◆ WHAT THIS TASK INVOLVES
Select the lines below containing the word "participação".

--- START INPUT FOR THIS TASK ---

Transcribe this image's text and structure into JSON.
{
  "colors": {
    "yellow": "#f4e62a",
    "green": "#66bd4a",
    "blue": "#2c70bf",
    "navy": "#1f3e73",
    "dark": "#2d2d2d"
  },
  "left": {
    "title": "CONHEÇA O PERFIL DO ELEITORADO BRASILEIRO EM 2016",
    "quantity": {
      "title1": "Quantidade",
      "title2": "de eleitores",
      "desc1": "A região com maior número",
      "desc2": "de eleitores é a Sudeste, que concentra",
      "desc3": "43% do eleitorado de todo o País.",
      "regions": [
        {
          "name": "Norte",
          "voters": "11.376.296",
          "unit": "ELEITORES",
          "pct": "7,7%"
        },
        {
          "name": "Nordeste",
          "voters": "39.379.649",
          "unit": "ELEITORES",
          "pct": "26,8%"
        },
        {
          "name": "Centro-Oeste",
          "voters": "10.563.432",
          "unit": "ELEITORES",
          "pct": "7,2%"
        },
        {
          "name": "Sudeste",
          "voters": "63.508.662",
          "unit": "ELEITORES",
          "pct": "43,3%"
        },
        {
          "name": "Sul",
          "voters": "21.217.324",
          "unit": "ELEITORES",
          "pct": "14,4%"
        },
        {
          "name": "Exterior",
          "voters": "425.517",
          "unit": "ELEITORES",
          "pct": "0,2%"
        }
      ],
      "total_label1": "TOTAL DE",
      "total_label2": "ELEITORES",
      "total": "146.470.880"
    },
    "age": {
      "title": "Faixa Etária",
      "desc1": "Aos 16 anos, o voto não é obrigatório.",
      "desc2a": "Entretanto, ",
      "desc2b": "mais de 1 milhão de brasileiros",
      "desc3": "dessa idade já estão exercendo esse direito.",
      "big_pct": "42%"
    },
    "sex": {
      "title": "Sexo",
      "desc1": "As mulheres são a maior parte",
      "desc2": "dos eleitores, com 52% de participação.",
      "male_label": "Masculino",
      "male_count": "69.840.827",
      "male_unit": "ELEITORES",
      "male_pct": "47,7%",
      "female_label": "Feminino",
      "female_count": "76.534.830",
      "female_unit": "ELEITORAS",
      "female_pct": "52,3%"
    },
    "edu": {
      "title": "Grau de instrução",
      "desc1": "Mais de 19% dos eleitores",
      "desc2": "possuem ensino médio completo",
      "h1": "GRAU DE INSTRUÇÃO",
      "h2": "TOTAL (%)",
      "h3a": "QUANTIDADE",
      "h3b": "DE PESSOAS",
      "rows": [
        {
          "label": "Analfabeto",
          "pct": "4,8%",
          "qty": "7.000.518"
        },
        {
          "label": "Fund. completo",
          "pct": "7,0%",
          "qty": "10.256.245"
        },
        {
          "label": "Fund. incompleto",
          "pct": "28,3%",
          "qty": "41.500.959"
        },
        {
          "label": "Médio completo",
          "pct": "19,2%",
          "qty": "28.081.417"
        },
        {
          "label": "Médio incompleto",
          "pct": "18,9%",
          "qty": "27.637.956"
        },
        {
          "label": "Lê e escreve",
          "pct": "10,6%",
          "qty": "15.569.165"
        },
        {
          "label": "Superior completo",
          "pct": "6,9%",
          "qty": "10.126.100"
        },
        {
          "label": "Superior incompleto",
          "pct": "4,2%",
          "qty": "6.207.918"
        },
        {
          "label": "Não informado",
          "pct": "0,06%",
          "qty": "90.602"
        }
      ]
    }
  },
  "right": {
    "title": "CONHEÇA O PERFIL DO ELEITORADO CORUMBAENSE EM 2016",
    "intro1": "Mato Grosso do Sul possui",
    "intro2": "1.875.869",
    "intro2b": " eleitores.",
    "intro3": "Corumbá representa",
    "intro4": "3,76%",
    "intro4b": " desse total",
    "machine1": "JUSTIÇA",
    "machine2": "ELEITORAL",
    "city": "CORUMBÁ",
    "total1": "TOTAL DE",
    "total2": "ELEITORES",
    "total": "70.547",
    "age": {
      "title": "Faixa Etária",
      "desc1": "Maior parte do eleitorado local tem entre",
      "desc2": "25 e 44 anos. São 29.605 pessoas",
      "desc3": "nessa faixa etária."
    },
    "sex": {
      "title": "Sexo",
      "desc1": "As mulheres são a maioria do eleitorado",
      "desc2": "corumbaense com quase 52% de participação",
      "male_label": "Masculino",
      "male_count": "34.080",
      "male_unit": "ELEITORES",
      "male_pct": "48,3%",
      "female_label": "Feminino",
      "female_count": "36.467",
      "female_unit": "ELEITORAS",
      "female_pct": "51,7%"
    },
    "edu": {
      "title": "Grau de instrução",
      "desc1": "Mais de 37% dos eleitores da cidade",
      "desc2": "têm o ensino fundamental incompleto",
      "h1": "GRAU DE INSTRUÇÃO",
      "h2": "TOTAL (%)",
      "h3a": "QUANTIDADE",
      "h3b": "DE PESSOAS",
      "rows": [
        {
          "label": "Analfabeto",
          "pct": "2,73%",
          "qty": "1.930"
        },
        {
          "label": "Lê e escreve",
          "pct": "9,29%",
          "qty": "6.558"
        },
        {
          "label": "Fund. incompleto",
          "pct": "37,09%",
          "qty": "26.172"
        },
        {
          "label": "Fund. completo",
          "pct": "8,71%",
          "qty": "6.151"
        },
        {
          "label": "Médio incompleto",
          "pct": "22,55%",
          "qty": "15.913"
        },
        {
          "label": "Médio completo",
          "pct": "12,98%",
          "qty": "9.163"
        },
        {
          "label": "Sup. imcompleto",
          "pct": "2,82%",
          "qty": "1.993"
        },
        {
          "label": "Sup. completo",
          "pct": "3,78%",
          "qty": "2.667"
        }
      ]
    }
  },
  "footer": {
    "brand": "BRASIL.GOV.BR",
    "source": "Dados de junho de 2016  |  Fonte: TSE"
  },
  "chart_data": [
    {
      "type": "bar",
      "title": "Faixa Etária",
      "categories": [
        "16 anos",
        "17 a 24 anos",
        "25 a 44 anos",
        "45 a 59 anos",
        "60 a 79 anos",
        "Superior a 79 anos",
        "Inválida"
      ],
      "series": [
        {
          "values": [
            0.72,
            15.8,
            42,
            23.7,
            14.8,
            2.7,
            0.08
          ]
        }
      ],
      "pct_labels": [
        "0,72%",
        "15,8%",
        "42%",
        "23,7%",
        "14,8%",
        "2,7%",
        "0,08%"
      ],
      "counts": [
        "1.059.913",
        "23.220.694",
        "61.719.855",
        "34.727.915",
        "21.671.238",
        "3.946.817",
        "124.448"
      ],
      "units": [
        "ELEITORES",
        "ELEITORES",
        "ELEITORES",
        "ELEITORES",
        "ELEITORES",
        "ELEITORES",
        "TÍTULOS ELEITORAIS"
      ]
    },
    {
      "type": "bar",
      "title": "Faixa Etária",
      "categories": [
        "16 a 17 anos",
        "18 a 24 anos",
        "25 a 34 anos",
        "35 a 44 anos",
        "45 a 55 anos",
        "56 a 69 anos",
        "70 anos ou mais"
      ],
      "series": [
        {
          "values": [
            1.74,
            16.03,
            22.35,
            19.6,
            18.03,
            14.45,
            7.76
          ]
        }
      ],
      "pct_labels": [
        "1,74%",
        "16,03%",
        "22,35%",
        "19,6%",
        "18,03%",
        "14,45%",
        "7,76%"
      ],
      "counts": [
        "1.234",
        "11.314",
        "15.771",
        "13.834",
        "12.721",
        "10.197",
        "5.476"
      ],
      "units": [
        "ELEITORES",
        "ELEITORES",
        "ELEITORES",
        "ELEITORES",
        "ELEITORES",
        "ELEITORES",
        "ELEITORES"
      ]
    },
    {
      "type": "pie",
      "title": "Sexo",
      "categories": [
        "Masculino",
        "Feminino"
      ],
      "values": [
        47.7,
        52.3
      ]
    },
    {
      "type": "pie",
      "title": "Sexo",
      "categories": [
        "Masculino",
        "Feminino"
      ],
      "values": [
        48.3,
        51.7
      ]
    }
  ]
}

--- END INPUT FOR THIS TASK ---

◆ TASK RESULT
      "desc2": "dos eleitores, com 52% de participação.",
      "desc2": "corumbaense com quase 52% de participação",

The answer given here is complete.